* start Provided material *

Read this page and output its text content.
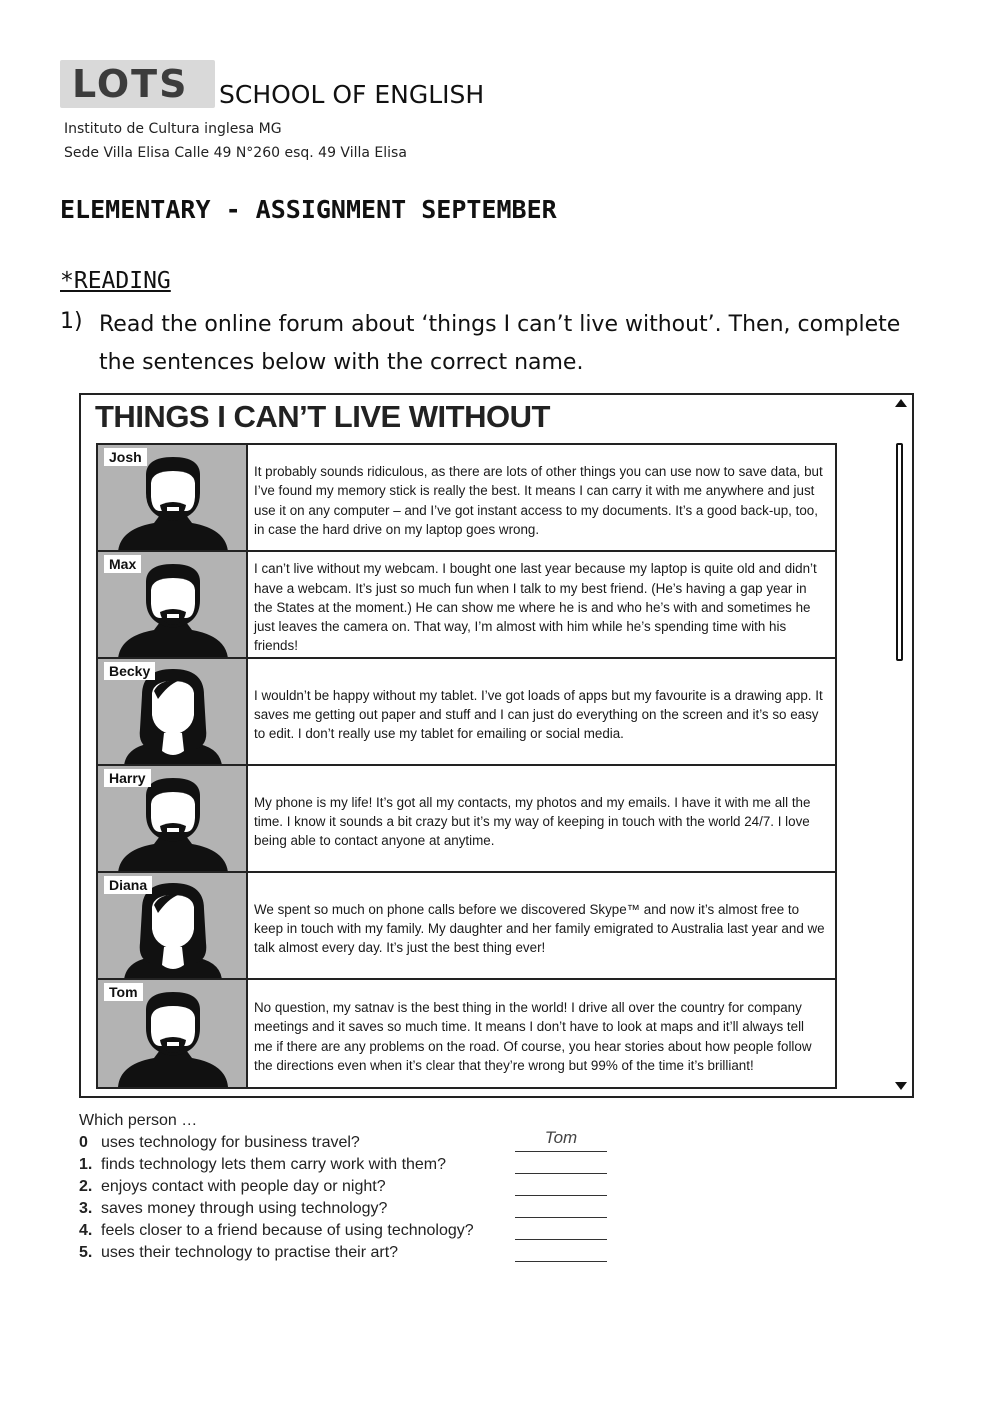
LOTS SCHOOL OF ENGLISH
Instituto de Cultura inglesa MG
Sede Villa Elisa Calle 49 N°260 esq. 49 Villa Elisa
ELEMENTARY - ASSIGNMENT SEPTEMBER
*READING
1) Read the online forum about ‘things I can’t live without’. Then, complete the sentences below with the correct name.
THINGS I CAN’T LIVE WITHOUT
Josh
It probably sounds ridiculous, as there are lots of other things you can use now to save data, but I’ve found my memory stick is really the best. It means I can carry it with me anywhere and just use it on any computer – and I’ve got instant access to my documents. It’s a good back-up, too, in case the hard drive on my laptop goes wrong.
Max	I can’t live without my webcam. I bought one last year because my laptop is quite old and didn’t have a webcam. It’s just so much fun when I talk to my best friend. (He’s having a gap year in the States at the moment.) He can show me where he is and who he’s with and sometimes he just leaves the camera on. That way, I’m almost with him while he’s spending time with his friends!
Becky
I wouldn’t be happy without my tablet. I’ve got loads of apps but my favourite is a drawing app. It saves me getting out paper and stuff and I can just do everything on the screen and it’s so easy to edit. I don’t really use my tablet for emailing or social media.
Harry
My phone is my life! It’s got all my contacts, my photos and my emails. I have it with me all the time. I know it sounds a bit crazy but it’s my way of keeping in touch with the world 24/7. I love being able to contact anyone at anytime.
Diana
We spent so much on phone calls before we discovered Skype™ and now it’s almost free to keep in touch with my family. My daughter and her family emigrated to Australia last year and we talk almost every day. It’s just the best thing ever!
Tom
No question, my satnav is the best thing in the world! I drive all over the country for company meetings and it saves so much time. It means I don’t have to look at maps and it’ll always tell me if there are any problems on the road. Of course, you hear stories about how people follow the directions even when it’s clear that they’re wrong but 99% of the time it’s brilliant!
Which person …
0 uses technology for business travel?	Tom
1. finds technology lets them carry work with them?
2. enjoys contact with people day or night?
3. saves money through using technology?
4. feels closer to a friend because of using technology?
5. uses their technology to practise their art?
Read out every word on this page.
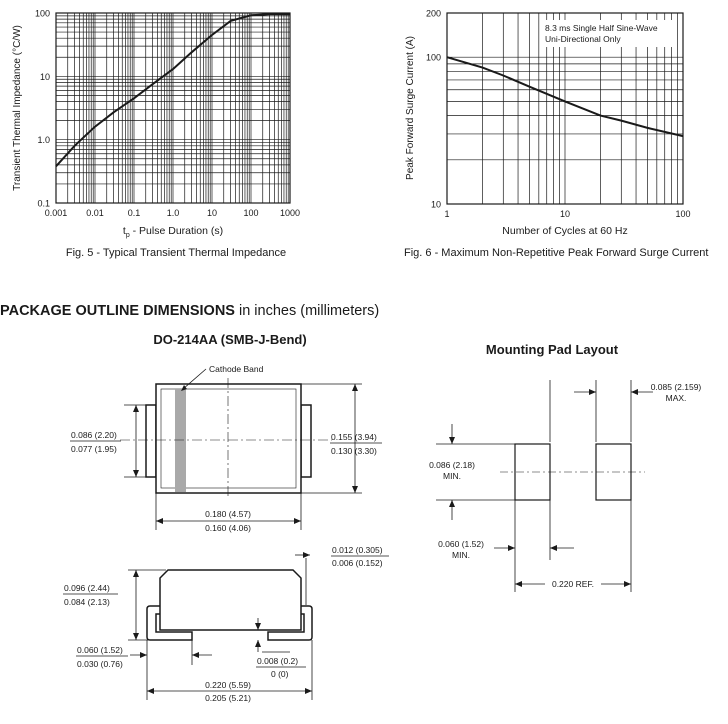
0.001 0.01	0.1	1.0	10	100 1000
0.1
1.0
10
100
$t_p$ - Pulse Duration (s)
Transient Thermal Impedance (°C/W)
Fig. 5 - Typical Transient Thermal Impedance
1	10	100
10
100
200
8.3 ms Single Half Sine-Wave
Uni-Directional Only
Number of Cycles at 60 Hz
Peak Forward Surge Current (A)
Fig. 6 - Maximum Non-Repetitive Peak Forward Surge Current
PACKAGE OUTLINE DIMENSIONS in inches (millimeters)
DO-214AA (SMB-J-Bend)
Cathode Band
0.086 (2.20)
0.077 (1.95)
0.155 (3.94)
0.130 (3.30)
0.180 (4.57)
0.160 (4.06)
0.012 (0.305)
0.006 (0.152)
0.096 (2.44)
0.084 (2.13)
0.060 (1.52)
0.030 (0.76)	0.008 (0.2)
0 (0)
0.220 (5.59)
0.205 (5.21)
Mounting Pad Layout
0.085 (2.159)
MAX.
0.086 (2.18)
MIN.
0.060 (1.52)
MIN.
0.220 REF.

* end Provided material *
* start Provided material *

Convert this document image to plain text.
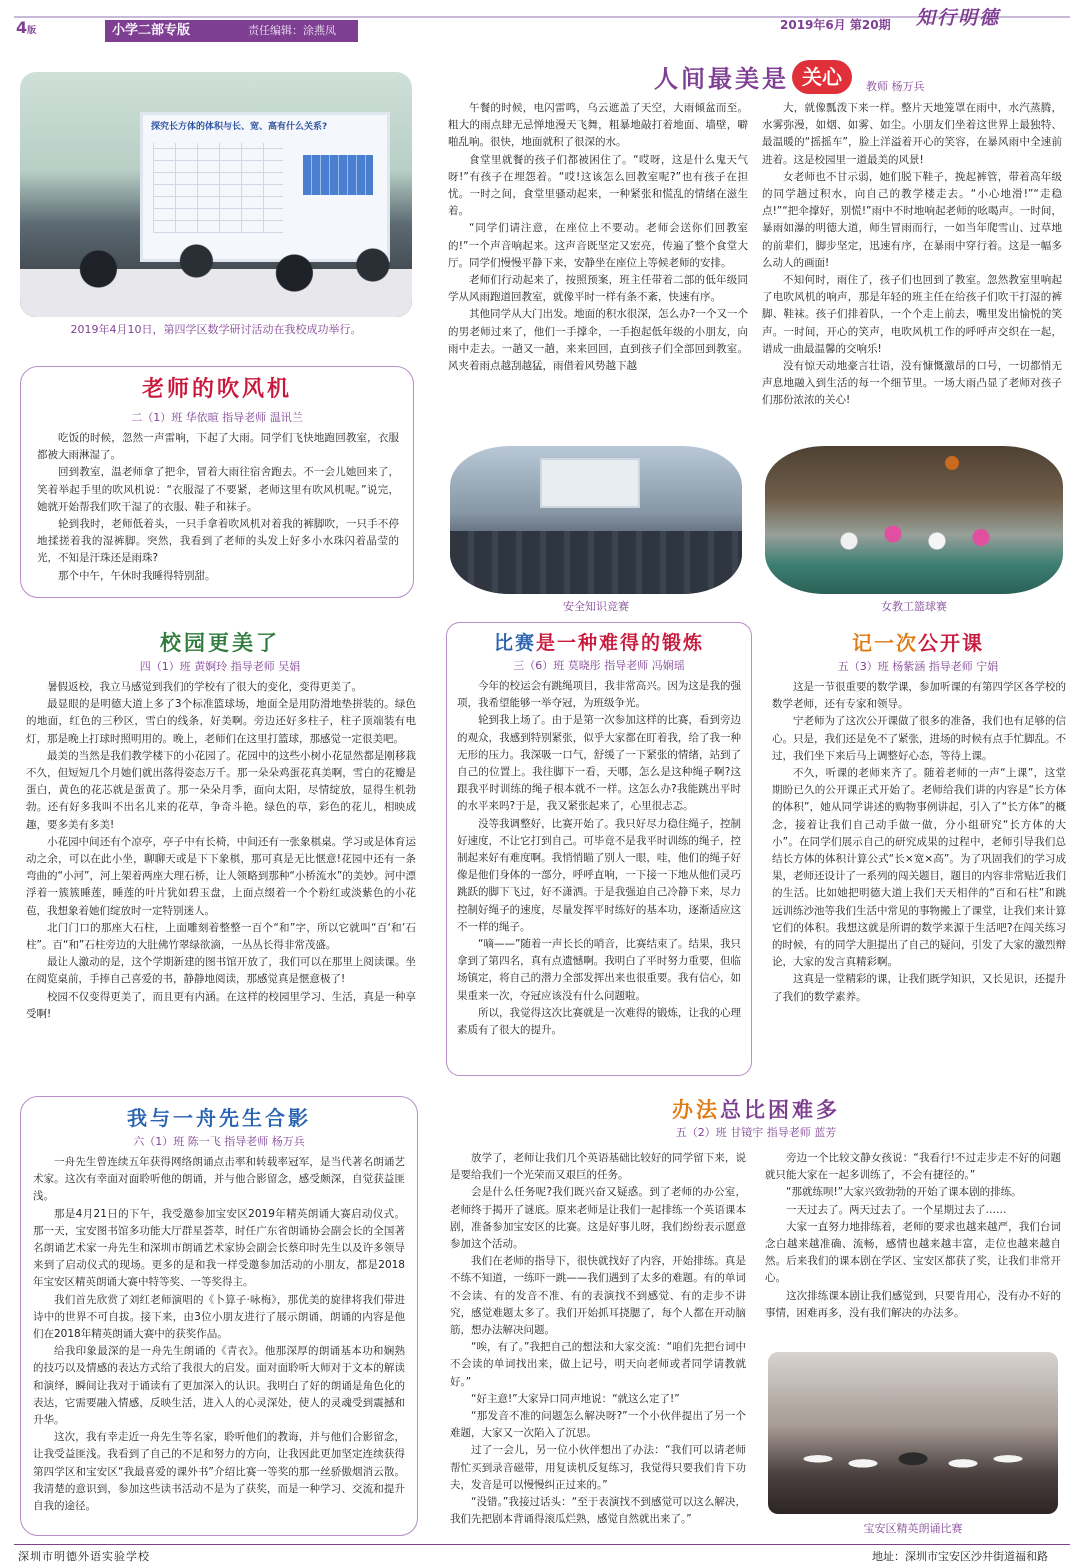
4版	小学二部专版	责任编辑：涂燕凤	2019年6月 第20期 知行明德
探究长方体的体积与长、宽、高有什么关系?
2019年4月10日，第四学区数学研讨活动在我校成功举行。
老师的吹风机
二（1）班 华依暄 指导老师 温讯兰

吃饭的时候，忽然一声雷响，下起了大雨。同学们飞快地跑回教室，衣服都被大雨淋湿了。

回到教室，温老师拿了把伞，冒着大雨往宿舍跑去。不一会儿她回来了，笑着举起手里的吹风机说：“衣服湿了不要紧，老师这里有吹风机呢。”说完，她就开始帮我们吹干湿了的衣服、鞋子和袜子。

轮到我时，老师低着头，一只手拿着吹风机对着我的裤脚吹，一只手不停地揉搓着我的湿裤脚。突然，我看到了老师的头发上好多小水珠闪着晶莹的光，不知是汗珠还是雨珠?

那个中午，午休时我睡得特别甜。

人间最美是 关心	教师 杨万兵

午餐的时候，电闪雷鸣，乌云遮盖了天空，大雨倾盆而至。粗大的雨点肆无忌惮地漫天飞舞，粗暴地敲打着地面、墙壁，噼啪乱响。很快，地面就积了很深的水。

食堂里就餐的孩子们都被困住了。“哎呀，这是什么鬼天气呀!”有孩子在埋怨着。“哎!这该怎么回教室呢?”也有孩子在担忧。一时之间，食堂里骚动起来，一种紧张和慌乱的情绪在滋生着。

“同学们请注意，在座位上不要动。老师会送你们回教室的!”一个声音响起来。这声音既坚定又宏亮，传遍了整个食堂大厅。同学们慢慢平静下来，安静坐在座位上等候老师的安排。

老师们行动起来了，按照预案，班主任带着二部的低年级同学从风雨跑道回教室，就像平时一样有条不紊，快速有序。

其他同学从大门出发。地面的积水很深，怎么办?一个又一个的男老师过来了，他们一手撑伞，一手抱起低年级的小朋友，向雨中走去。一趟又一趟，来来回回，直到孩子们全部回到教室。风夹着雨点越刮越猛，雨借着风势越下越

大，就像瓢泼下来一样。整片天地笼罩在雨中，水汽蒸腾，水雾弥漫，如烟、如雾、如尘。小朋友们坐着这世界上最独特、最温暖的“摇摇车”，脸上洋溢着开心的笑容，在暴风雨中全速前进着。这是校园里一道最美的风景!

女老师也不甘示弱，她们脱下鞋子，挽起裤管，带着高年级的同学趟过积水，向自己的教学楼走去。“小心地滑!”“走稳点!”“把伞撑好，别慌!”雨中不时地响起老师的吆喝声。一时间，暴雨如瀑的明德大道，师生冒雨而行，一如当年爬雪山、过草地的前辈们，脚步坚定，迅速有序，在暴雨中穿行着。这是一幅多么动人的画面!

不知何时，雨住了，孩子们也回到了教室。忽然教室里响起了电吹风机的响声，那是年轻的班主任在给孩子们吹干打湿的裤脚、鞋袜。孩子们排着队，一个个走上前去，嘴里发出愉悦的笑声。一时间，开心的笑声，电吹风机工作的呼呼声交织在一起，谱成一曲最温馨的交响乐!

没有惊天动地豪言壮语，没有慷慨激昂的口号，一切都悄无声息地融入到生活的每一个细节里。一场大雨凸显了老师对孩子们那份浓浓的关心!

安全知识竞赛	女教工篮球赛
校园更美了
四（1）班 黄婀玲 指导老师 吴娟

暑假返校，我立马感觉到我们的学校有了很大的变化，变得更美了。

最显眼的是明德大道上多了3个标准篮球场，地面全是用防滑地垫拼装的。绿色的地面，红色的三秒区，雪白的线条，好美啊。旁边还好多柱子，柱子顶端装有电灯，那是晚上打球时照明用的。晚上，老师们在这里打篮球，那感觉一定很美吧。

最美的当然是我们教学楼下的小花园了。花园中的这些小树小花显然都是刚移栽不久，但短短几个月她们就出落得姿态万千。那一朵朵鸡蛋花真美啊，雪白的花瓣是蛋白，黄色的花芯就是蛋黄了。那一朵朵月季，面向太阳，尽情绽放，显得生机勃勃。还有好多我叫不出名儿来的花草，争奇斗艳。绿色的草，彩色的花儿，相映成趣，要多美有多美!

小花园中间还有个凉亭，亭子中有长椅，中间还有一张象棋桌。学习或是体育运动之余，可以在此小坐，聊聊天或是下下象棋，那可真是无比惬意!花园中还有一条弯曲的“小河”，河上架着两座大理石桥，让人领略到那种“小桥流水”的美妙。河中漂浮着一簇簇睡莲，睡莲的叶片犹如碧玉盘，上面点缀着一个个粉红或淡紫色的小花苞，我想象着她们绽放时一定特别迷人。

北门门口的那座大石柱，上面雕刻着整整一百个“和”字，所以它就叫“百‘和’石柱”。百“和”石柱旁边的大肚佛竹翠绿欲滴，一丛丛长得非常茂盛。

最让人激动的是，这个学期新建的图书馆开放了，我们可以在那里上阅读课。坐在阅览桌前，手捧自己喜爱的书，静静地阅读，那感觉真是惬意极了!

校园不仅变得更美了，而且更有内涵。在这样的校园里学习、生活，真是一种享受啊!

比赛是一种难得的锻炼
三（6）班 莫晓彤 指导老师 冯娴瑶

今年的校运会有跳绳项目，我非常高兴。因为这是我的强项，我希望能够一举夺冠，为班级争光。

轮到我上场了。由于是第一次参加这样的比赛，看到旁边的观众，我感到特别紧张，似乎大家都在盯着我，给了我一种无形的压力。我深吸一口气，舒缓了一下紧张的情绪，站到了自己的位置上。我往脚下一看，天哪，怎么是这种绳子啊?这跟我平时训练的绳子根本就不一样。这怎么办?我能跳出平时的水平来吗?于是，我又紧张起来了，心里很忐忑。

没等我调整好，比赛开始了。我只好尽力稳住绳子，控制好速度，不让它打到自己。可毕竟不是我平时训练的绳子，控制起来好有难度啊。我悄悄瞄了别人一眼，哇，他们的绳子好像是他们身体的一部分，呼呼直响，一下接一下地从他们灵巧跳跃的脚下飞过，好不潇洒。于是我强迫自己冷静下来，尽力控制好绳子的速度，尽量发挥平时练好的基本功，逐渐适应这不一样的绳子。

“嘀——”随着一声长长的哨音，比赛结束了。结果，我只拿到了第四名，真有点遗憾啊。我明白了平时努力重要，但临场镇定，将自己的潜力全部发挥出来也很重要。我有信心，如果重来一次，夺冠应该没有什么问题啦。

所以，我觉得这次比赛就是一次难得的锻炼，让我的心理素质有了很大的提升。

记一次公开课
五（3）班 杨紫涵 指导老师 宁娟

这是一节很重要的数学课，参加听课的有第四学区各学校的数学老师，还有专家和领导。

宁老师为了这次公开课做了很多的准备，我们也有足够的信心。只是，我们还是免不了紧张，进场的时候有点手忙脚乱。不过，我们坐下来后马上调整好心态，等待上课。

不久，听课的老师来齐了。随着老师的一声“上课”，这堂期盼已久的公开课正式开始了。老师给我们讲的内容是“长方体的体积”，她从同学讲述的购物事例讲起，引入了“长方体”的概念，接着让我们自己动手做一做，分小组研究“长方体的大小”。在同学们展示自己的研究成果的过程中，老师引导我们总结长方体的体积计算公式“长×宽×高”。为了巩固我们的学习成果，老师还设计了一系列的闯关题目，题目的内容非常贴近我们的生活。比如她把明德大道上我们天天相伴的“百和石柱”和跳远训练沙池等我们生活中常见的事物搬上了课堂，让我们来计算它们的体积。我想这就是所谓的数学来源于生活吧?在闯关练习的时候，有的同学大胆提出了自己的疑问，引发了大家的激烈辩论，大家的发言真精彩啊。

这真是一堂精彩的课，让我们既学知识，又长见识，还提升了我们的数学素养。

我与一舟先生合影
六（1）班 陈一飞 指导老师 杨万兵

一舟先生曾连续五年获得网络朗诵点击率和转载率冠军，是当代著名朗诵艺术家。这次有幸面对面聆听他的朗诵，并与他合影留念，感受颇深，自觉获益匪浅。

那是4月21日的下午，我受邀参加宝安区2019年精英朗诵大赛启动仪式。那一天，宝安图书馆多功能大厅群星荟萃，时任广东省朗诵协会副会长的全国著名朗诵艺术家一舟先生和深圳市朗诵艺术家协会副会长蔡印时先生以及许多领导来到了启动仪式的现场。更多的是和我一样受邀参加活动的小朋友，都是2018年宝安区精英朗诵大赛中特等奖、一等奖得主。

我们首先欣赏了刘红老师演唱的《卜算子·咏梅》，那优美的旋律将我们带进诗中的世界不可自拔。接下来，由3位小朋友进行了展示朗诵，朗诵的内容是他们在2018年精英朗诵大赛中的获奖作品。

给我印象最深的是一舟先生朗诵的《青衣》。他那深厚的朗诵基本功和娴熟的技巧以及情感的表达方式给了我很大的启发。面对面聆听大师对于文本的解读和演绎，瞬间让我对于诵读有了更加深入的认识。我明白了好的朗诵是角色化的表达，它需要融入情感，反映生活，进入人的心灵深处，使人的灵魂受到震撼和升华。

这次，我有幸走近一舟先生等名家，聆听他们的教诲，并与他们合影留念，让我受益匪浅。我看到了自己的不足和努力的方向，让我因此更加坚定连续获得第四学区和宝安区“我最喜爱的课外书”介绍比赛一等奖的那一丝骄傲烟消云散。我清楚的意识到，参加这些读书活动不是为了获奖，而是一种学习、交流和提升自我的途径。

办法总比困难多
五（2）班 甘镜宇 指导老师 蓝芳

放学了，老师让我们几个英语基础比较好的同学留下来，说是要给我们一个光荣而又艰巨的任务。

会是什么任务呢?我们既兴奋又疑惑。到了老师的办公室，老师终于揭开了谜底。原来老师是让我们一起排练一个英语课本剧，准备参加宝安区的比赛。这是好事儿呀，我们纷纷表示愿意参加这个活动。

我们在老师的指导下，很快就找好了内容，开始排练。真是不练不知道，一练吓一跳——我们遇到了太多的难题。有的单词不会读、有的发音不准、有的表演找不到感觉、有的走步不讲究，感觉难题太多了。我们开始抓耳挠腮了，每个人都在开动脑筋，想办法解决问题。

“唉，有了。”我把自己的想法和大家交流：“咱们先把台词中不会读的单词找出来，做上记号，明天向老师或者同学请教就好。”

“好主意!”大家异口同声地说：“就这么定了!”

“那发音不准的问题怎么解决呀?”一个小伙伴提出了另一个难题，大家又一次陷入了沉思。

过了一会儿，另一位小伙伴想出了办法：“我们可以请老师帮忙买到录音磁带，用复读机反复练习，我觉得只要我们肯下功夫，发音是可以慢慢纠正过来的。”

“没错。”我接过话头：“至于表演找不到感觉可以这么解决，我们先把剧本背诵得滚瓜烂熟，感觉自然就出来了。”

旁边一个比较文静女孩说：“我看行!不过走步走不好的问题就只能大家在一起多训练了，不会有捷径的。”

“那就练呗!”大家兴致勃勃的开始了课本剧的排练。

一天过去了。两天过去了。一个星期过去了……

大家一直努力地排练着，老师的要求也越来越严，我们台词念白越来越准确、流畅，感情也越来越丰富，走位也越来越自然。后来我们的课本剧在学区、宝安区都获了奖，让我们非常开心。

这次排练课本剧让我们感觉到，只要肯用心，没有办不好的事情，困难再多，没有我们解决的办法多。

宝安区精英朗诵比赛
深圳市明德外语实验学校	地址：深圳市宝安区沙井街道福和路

* end Provided material *

Exercise directions —
Scan the data for the word "this" and copy every line where it shows up.

Expected answer —
Read this page and output its text content.
Read out every word on this page.
Convert this document image to plain text.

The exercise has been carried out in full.